(Spatial annotation entries)
------------------------------

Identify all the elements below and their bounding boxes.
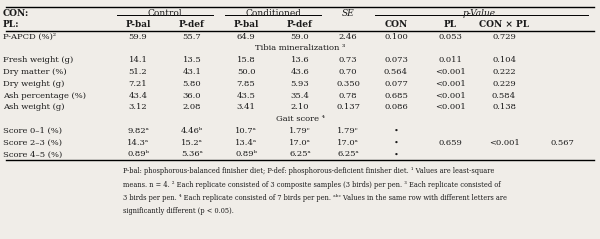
- Text: 0.100: 0.100: [384, 33, 408, 41]
- Text: SE: SE: [341, 9, 355, 17]
- Text: 0.73: 0.73: [338, 56, 358, 64]
- Text: 0.584: 0.584: [492, 92, 516, 99]
- Text: 0.104: 0.104: [492, 56, 516, 64]
- Text: 64.9: 64.9: [236, 33, 256, 41]
- Text: 0.222: 0.222: [492, 68, 516, 76]
- Text: 1.79ᶜ: 1.79ᶜ: [289, 127, 311, 135]
- Text: 43.1: 43.1: [182, 68, 202, 76]
- Text: 3.41: 3.41: [236, 103, 256, 111]
- Text: 0.086: 0.086: [384, 103, 408, 111]
- Text: <0.001: <0.001: [488, 139, 520, 147]
- Text: 2.10: 2.10: [291, 103, 309, 111]
- Text: significantly different (p < 0.05).: significantly different (p < 0.05).: [123, 207, 234, 215]
- Text: 0.077: 0.077: [384, 80, 408, 88]
- Text: 43.6: 43.6: [290, 68, 310, 76]
- Text: P-bal: phosphorous-balanced finisher diet; P-def: phosphorous-deficient finisher: P-bal: phosphorous-balanced finisher die…: [123, 168, 494, 175]
- Text: <0.001: <0.001: [434, 80, 466, 88]
- Text: 13.6: 13.6: [290, 56, 310, 64]
- Text: 43.5: 43.5: [236, 92, 256, 99]
- Text: Control: Control: [148, 9, 182, 17]
- Text: PL:: PL:: [3, 20, 20, 29]
- Text: Tibia mineralization ³: Tibia mineralization ³: [255, 44, 345, 52]
- Text: P-bal: P-bal: [233, 20, 259, 29]
- Text: Score 4–5 (%): Score 4–5 (%): [3, 150, 62, 158]
- Text: Score 2–3 (%): Score 2–3 (%): [3, 139, 62, 147]
- Text: 51.2: 51.2: [128, 68, 148, 76]
- Text: 0.011: 0.011: [438, 56, 462, 64]
- Text: 0.78: 0.78: [338, 92, 358, 99]
- Text: 0.138: 0.138: [492, 103, 516, 111]
- Text: 1.79ᶜ: 1.79ᶜ: [337, 127, 359, 135]
- Text: 10.7ᵃ: 10.7ᵃ: [235, 127, 257, 135]
- Text: <0.001: <0.001: [434, 103, 466, 111]
- Text: 59.9: 59.9: [128, 33, 148, 41]
- Text: 0.659: 0.659: [438, 139, 462, 147]
- Text: 5.36ᵃ: 5.36ᵃ: [181, 150, 203, 158]
- Text: 15.8: 15.8: [236, 56, 256, 64]
- Text: CON × PL: CON × PL: [479, 20, 529, 29]
- Text: 2.08: 2.08: [183, 103, 201, 111]
- Text: 0.564: 0.564: [384, 68, 408, 76]
- Text: 0.70: 0.70: [339, 68, 357, 76]
- Text: P-def: P-def: [287, 20, 313, 29]
- Text: 7.85: 7.85: [236, 80, 256, 88]
- Text: PL: PL: [443, 20, 457, 29]
- Text: 50.0: 50.0: [237, 68, 255, 76]
- Text: CON: CON: [385, 20, 407, 29]
- Text: <0.001: <0.001: [434, 92, 466, 99]
- Text: 9.82ᵃ: 9.82ᵃ: [127, 127, 149, 135]
- Text: 59.0: 59.0: [290, 33, 310, 41]
- Text: P-bal: P-bal: [125, 20, 151, 29]
- Text: p-Value: p-Value: [463, 9, 496, 17]
- Text: 14.1: 14.1: [128, 56, 148, 64]
- Text: 0.229: 0.229: [492, 80, 516, 88]
- Text: Ash weight (g): Ash weight (g): [3, 103, 65, 111]
- Text: P-def: P-def: [179, 20, 205, 29]
- Text: 0.89ᵇ: 0.89ᵇ: [235, 150, 257, 158]
- Text: Dry weight (g): Dry weight (g): [3, 80, 64, 88]
- Text: 3 birds per pen. ⁴ Each replicate consisted of 7 birds per pen. ᵃᵇᶜ Values in th: 3 birds per pen. ⁴ Each replicate consis…: [123, 194, 507, 202]
- Text: 6.25ᵃ: 6.25ᵃ: [289, 150, 311, 158]
- Text: Conditioned: Conditioned: [245, 9, 301, 17]
- Text: 0.685: 0.685: [384, 92, 408, 99]
- Text: 15.2ᵃ: 15.2ᵃ: [181, 139, 203, 147]
- Text: 0.729: 0.729: [492, 33, 516, 41]
- Text: Ash percentage (%): Ash percentage (%): [3, 92, 86, 99]
- Text: 0.89ᵇ: 0.89ᵇ: [127, 150, 149, 158]
- Text: Dry matter (%): Dry matter (%): [3, 68, 67, 76]
- Text: Fresh weight (g): Fresh weight (g): [3, 56, 73, 64]
- Text: 5.93: 5.93: [290, 80, 310, 88]
- Text: 17.0ᵃ: 17.0ᵃ: [289, 139, 311, 147]
- Text: means. n = 4. ² Each replicate consisted of 3 composite samples (3 birds) per pe: means. n = 4. ² Each replicate consisted…: [123, 181, 500, 189]
- Text: 17.0ᵃ: 17.0ᵃ: [337, 139, 359, 147]
- Text: •: •: [394, 150, 398, 158]
- Text: 13.4ᵃ: 13.4ᵃ: [235, 139, 257, 147]
- Text: 35.4: 35.4: [290, 92, 310, 99]
- Text: 5.80: 5.80: [182, 80, 202, 88]
- Text: 0.350: 0.350: [336, 80, 360, 88]
- Text: 55.7: 55.7: [182, 33, 202, 41]
- Text: P-APCD (%)²: P-APCD (%)²: [3, 33, 56, 41]
- Text: 0.137: 0.137: [336, 103, 360, 111]
- Text: 14.3ᵃ: 14.3ᵃ: [127, 139, 149, 147]
- Text: 2.46: 2.46: [338, 33, 358, 41]
- Text: •: •: [394, 139, 398, 147]
- Text: 13.5: 13.5: [182, 56, 202, 64]
- Text: 3.12: 3.12: [128, 103, 148, 111]
- Text: Score 0–1 (%): Score 0–1 (%): [3, 127, 62, 135]
- Text: 4.46ᵇ: 4.46ᵇ: [181, 127, 203, 135]
- Text: <0.001: <0.001: [434, 68, 466, 76]
- Text: 7.21: 7.21: [128, 80, 148, 88]
- Text: 0.073: 0.073: [384, 56, 408, 64]
- Text: 36.0: 36.0: [183, 92, 201, 99]
- Text: 6.25ᵃ: 6.25ᵃ: [337, 150, 359, 158]
- Text: 0.567: 0.567: [551, 139, 574, 147]
- Text: 43.4: 43.4: [128, 92, 148, 99]
- Text: Gait score ⁴: Gait score ⁴: [275, 115, 325, 123]
- Text: CON:: CON:: [3, 9, 29, 17]
- Text: •: •: [394, 127, 398, 135]
- Text: 0.053: 0.053: [438, 33, 462, 41]
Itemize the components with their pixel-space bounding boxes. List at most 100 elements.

------------------------------

Copy every line of the material above from the line containing "- Text: 0.100: 0.100: [384, 33, 408, 41]" down to the line containing "- Text: 0.564: 0.564: [384, 68, 408, 76]", including both of those lines.

FINAL RESULT –
- Text: 0.100: 0.100: [384, 33, 408, 41]
- Text: SE: SE: [341, 9, 355, 17]
- Text: 0.73: 0.73: [338, 56, 358, 64]
- Text: 0.584: 0.584: [492, 92, 516, 99]
- Text: 0.104: 0.104: [492, 56, 516, 64]
- Text: 64.9: 64.9: [236, 33, 256, 41]
- Text: 0.222: 0.222: [492, 68, 516, 76]
- Text: 1.79ᶜ: 1.79ᶜ: [289, 127, 311, 135]
- Text: 43.1: 43.1: [182, 68, 202, 76]
- Text: 3.41: 3.41: [236, 103, 256, 111]
- Text: 0.086: 0.086: [384, 103, 408, 111]
- Text: <0.001: <0.001: [488, 139, 520, 147]
- Text: 2.10: 2.10: [291, 103, 309, 111]
- Text: significantly different (p < 0.05).: significantly different (p < 0.05).: [123, 207, 234, 215]
- Text: 0.077: 0.077: [384, 80, 408, 88]
- Text: 43.6: 43.6: [290, 68, 310, 76]
- Text: P-bal: phosphorous-balanced finisher diet; P-def: phosphorous-deficient finisher: P-bal: phosphorous-balanced finisher die…: [123, 168, 494, 175]
- Text: <0.001: <0.001: [434, 80, 466, 88]
- Text: 13.6: 13.6: [290, 56, 310, 64]
- Text: 43.5: 43.5: [236, 92, 256, 99]
- Text: Control: Control: [148, 9, 182, 17]
- Text: PL:: PL:: [3, 20, 20, 29]
- Text: Tibia mineralization ³: Tibia mineralization ³: [255, 44, 345, 52]
- Text: P-bal: P-bal: [233, 20, 259, 29]
- Text: Score 4–5 (%): Score 4–5 (%): [3, 150, 62, 158]
- Text: Score 2–3 (%): Score 2–3 (%): [3, 139, 62, 147]
- Text: 51.2: 51.2: [128, 68, 148, 76]
- Text: 0.011: 0.011: [438, 56, 462, 64]
- Text: 0.78: 0.78: [338, 92, 358, 99]
- Text: 0.138: 0.138: [492, 103, 516, 111]
- Text: 1.79ᶜ: 1.79ᶜ: [337, 127, 359, 135]
- Text: 10.7ᵃ: 10.7ᵃ: [235, 127, 257, 135]
- Text: <0.001: <0.001: [434, 103, 466, 111]
- Text: 59.9: 59.9: [128, 33, 148, 41]
- Text: 0.659: 0.659: [438, 139, 462, 147]
- Text: 5.36ᵃ: 5.36ᵃ: [181, 150, 203, 158]
- Text: 15.8: 15.8: [236, 56, 256, 64]
- Text: CON × PL: CON × PL: [479, 20, 529, 29]
- Text: 2.08: 2.08: [183, 103, 201, 111]
- Text: 0.564: 0.564: [384, 68, 408, 76]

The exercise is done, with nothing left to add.